◆ **What the task asks**:
Will you write out the data exactly, excluding every picture?

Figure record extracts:
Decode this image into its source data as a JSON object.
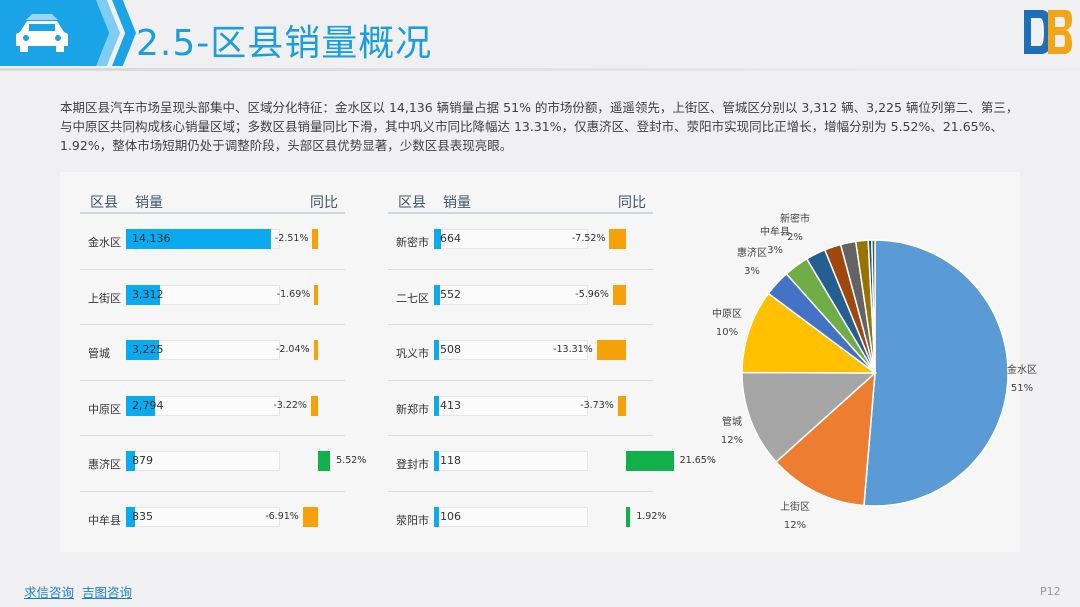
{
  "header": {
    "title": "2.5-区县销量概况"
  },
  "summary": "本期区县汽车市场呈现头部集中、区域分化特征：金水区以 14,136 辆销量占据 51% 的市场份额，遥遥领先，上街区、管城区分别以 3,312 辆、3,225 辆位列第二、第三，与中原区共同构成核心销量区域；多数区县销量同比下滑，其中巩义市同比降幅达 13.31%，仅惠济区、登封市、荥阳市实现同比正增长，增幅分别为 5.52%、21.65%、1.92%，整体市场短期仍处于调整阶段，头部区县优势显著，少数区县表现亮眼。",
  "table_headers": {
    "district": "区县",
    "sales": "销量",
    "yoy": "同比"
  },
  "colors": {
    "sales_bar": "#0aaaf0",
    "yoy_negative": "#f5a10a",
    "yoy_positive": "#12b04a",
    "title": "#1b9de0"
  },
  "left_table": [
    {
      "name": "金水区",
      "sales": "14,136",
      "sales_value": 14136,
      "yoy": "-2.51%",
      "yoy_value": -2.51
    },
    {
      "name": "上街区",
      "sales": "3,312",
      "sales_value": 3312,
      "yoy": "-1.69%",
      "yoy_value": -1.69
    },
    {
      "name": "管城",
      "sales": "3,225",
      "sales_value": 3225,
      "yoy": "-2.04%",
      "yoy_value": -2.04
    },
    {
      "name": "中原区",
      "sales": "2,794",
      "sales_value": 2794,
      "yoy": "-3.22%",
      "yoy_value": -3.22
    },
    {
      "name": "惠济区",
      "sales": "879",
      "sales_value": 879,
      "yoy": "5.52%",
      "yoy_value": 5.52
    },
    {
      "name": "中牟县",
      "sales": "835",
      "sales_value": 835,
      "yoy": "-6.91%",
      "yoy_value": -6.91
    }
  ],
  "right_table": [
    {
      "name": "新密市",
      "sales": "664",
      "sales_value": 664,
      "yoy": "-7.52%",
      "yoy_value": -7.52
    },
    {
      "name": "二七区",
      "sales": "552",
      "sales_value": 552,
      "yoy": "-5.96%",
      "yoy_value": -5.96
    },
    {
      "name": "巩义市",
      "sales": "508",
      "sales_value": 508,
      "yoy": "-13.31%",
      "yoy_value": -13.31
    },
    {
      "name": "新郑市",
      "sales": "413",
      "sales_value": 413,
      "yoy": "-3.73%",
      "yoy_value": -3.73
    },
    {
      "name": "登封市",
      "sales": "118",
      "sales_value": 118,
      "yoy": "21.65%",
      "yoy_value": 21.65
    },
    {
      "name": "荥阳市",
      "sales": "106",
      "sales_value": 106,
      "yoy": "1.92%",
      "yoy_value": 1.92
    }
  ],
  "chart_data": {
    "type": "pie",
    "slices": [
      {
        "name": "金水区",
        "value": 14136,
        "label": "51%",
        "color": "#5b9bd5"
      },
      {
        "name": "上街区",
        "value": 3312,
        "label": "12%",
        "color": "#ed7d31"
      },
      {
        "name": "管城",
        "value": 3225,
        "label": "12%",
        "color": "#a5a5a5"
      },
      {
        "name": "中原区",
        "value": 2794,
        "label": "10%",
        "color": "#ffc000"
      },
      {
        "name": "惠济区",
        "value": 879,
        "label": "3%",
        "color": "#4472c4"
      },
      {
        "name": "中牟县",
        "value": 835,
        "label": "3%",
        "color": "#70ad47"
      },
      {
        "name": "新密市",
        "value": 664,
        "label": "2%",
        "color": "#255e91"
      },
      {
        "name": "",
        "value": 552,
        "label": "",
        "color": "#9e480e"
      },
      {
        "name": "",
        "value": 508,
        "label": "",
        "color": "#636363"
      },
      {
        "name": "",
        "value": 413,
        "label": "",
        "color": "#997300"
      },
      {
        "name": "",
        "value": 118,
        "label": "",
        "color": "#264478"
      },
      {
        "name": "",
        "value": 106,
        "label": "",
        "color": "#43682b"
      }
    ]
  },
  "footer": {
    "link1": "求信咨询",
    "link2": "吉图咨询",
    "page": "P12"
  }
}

◆ **Written answer**:
Decode this image into its source data as a JSON object.
{
  "header": {
    "title": "2.5-区县销量概况"
  },
  "summary": "本期区县汽车市场呈现头部集中、区域分化特征：金水区以 14,136 辆销量占据 51% 的市场份额，遥遥领先，上街区、管城区分别以 3,312 辆、3,225 辆位列第二、第三，与中原区共同构成核心销量区域；多数区县销量同比下滑，其中巩义市同比降幅达 13.31%，仅惠济区、登封市、荥阳市实现同比正增长，增幅分别为 5.52%、21.65%、1.92%，整体市场短期仍处于调整阶段，头部区县优势显著，少数区县表现亮眼。",
  "table_headers": {
    "district": "区县",
    "sales": "销量",
    "yoy": "同比"
  },
  "colors": {
    "sales_bar": "#0aaaf0",
    "yoy_negative": "#f5a10a",
    "yoy_positive": "#12b04a",
    "title": "#1b9de0"
  },
  "left_table": [
    {
      "name": "金水区",
      "sales": "14,136",
      "sales_value": 14136,
      "yoy": "-2.51%",
      "yoy_value": -2.51
    },
    {
      "name": "上街区",
      "sales": "3,312",
      "sales_value": 3312,
      "yoy": "-1.69%",
      "yoy_value": -1.69
    },
    {
      "name": "管城",
      "sales": "3,225",
      "sales_value": 3225,
      "yoy": "-2.04%",
      "yoy_value": -2.04
    },
    {
      "name": "中原区",
      "sales": "2,794",
      "sales_value": 2794,
      "yoy": "-3.22%",
      "yoy_value": -3.22
    },
    {
      "name": "惠济区",
      "sales": "879",
      "sales_value": 879,
      "yoy": "5.52%",
      "yoy_value": 5.52
    },
    {
      "name": "中牟县",
      "sales": "835",
      "sales_value": 835,
      "yoy": "-6.91%",
      "yoy_value": -6.91
    }
  ],
  "right_table": [
    {
      "name": "新密市",
      "sales": "664",
      "sales_value": 664,
      "yoy": "-7.52%",
      "yoy_value": -7.52
    },
    {
      "name": "二七区",
      "sales": "552",
      "sales_value": 552,
      "yoy": "-5.96%",
      "yoy_value": -5.96
    },
    {
      "name": "巩义市",
      "sales": "508",
      "sales_value": 508,
      "yoy": "-13.31%",
      "yoy_value": -13.31
    },
    {
      "name": "新郑市",
      "sales": "413",
      "sales_value": 413,
      "yoy": "-3.73%",
      "yoy_value": -3.73
    },
    {
      "name": "登封市",
      "sales": "118",
      "sales_value": 118,
      "yoy": "21.65%",
      "yoy_value": 21.65
    },
    {
      "name": "荥阳市",
      "sales": "106",
      "sales_value": 106,
      "yoy": "1.92%",
      "yoy_value": 1.92
    }
  ],
  "chart_data": {
    "type": "pie",
    "slices": [
      {
        "name": "金水区",
        "value": 14136,
        "label": "51%",
        "color": "#5b9bd5"
      },
      {
        "name": "上街区",
        "value": 3312,
        "label": "12%",
        "color": "#ed7d31"
      },
      {
        "name": "管城",
        "value": 3225,
        "label": "12%",
        "color": "#a5a5a5"
      },
      {
        "name": "中原区",
        "value": 2794,
        "label": "10%",
        "color": "#ffc000"
      },
      {
        "name": "惠济区",
        "value": 879,
        "label": "3%",
        "color": "#4472c4"
      },
      {
        "name": "中牟县",
        "value": 835,
        "label": "3%",
        "color": "#70ad47"
      },
      {
        "name": "新密市",
        "value": 664,
        "label": "2%",
        "color": "#255e91"
      },
      {
        "name": "",
        "value": 552,
        "label": "",
        "color": "#9e480e"
      },
      {
        "name": "",
        "value": 508,
        "label": "",
        "color": "#636363"
      },
      {
        "name": "",
        "value": 413,
        "label": "",
        "color": "#997300"
      },
      {
        "name": "",
        "value": 118,
        "label": "",
        "color": "#264478"
      },
      {
        "name": "",
        "value": 106,
        "label": "",
        "color": "#43682b"
      }
    ]
  },
  "footer": {
    "link1": "求信咨询",
    "link2": "吉图咨询",
    "page": "P12"
  }
}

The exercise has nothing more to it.